**Short exercise:**
Identify each line below containing the string "seju" and copy it.

**Stored data:**

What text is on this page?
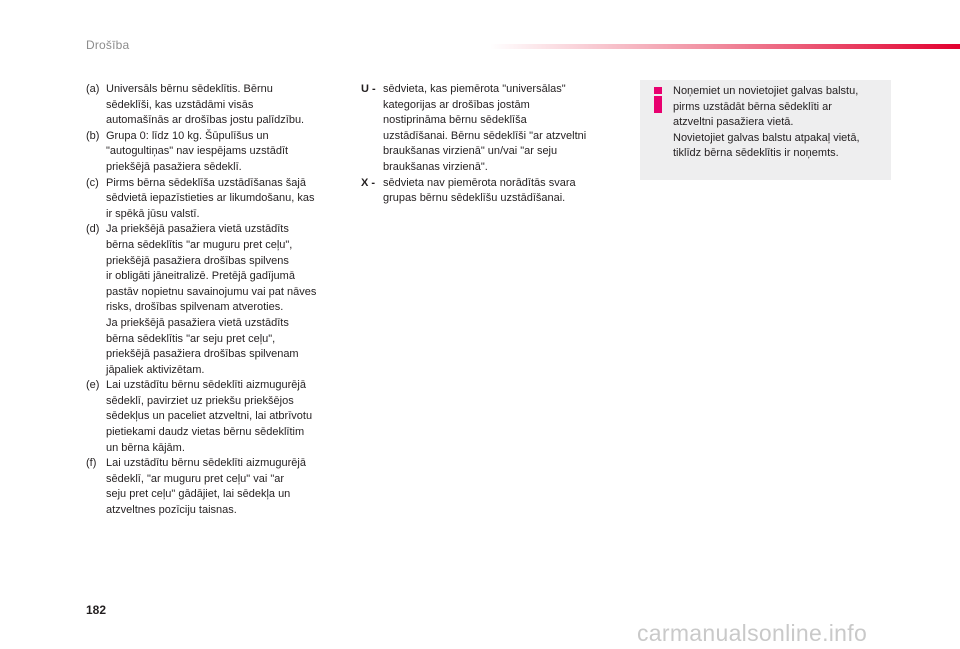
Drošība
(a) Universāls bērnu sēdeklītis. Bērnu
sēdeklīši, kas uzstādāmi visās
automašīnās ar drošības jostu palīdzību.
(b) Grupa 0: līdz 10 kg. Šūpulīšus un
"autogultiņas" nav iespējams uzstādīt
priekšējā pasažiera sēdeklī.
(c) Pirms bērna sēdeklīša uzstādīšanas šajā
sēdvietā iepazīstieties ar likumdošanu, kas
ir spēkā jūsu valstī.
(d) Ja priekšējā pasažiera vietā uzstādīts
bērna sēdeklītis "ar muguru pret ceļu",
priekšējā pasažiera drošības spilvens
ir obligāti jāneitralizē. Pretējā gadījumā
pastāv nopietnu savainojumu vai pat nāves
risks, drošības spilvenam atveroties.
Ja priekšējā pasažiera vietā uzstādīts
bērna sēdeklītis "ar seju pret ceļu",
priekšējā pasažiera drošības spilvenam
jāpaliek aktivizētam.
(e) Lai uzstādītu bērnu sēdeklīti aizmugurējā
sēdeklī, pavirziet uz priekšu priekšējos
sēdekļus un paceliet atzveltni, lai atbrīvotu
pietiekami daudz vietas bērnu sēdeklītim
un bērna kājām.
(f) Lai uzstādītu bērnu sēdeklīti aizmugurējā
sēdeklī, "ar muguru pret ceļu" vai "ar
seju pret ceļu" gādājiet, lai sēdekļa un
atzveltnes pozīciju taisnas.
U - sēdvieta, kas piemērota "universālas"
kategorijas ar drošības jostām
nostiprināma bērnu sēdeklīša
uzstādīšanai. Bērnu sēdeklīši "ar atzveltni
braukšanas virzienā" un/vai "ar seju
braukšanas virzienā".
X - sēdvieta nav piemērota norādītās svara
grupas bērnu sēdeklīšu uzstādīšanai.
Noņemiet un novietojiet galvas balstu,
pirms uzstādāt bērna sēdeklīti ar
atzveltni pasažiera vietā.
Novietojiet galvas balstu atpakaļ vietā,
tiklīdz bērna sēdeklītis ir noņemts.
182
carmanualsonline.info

* * *

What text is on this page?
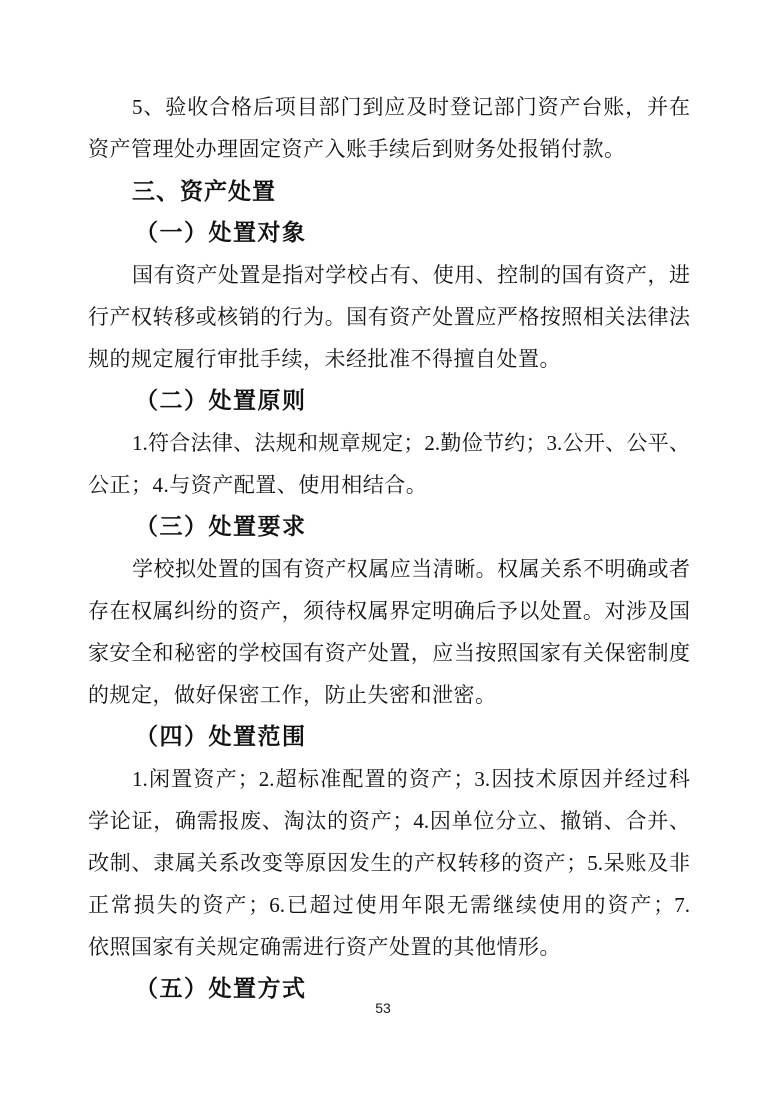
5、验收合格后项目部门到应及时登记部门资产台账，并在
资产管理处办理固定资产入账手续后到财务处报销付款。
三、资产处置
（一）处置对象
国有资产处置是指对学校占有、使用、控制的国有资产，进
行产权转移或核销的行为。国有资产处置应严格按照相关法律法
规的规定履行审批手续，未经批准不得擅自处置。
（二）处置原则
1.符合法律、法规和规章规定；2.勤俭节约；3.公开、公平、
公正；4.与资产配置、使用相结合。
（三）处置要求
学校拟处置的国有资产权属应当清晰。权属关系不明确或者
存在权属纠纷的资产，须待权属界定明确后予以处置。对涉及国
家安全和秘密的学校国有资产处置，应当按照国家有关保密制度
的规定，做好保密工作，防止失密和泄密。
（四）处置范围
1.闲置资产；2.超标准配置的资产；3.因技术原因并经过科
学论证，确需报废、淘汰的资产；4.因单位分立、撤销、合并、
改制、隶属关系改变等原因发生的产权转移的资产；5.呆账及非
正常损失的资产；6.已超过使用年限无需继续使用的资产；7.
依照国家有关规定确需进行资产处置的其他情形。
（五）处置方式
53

**Written answer:**
bērna sēdeklītis "ar seju pret ceļu",
seju pret ceļu" gādājiet, lai sēdekļa un
braukšanas virzienā" un/vai "ar seju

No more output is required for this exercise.